■ **Exercise directions**
Reproduce all entries verbatim, with nothing added or dropped.

— Start of Material supplied —

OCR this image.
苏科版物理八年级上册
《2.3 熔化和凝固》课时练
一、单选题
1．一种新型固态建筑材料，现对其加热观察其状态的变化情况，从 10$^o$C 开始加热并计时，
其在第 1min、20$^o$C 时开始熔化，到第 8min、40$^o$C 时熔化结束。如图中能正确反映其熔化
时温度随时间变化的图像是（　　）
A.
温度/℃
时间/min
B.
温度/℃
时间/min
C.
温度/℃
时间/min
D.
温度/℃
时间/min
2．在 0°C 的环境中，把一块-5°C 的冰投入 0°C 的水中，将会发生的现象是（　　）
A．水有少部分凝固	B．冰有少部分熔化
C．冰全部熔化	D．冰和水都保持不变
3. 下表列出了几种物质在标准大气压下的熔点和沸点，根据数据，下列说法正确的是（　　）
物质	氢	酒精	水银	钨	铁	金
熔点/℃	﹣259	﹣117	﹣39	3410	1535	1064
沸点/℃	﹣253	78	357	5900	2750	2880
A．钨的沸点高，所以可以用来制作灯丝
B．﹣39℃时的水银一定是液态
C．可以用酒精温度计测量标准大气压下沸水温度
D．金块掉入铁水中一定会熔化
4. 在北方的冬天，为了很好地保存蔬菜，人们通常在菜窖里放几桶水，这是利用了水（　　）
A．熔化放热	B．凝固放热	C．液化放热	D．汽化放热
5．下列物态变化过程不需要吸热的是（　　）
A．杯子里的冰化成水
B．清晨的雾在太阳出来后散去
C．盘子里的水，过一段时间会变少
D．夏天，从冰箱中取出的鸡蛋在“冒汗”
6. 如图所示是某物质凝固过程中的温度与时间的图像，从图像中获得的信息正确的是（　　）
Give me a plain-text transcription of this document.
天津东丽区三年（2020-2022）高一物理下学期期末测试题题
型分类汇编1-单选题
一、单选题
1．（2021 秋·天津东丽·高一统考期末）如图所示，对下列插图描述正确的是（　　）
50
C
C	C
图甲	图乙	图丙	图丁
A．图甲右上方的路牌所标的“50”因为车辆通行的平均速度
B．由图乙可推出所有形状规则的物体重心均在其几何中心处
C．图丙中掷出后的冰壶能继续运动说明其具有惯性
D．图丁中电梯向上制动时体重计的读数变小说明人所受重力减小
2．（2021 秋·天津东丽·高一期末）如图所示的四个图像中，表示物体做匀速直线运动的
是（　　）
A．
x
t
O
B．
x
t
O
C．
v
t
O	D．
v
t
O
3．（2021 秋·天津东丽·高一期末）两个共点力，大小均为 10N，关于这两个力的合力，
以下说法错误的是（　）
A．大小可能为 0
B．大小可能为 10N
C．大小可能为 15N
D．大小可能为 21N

— End of Material supplied —

■ **The reply**
OCR this image.
苏科版物理八年级上册
《2.3 熔化和凝固》课时练
一、单选题
1．一种新型固态建筑材料，现对其加热观察其状态的变化情况，从 10$^o$C 开始加热并计时，
其在第 1min、20$^o$C 时开始熔化，到第 8min、40$^o$C 时熔化结束。如图中能正确反映其熔化
时温度随时间变化的图像是（　　）
A.
温度/℃
时间/min
B.
温度/℃
时间/min
C.
温度/℃
时间/min
D.
温度/℃
时间/min
2．在 0°C 的环境中，把一块-5°C 的冰投入 0°C 的水中，将会发生的现象是（　　）
A．水有少部分凝固	B．冰有少部分熔化
C．冰全部熔化	D．冰和水都保持不变
3. 下表列出了几种物质在标准大气压下的熔点和沸点，根据数据，下列说法正确的是（　　）
物质	氢	酒精	水银	钨	铁	金
熔点/℃	﹣259	﹣117	﹣39	3410	1535	1064
沸点/℃	﹣253	78	357	5900	2750	2880
A．钨的沸点高，所以可以用来制作灯丝
B．﹣39℃时的水银一定是液态
C．可以用酒精温度计测量标准大气压下沸水温度
D．金块掉入铁水中一定会熔化
4. 在北方的冬天，为了很好地保存蔬菜，人们通常在菜窖里放几桶水，这是利用了水（　　）
A．熔化放热	B．凝固放热	C．液化放热	D．汽化放热
5．下列物态变化过程不需要吸热的是（　　）
A．杯子里的冰化成水
B．清晨的雾在太阳出来后散去
C．盘子里的水，过一段时间会变少
D．夏天，从冰箱中取出的鸡蛋在“冒汗”
6. 如图所示是某物质凝固过程中的温度与时间的图像，从图像中获得的信息正确的是（　　）
Give me a plain-text transcription of this document.
天津东丽区三年（2020-2022）高一物理下学期期末测试题题
型分类汇编1-单选题
一、单选题
1．（2021 秋·天津东丽·高一统考期末）如图所示，对下列插图描述正确的是（　　）
50
C
C	C
图甲	图乙	图丙	图丁
A．图甲右上方的路牌所标的“50”因为车辆通行的平均速度
B．由图乙可推出所有形状规则的物体重心均在其几何中心处
C．图丙中掷出后的冰壶能继续运动说明其具有惯性
D．图丁中电梯向上制动时体重计的读数变小说明人所受重力减小
2．（2021 秋·天津东丽·高一期末）如图所示的四个图像中，表示物体做匀速直线运动的
是（　　）
A．
x
t
O
B．
x
t
O
C．
v
t
O	D．
v
t
O
3．（2021 秋·天津东丽·高一期末）两个共点力，大小均为 10N，关于这两个力的合力，
以下说法错误的是（　）
A．大小可能为 0
B．大小可能为 10N
C．大小可能为 15N
D．大小可能为 21N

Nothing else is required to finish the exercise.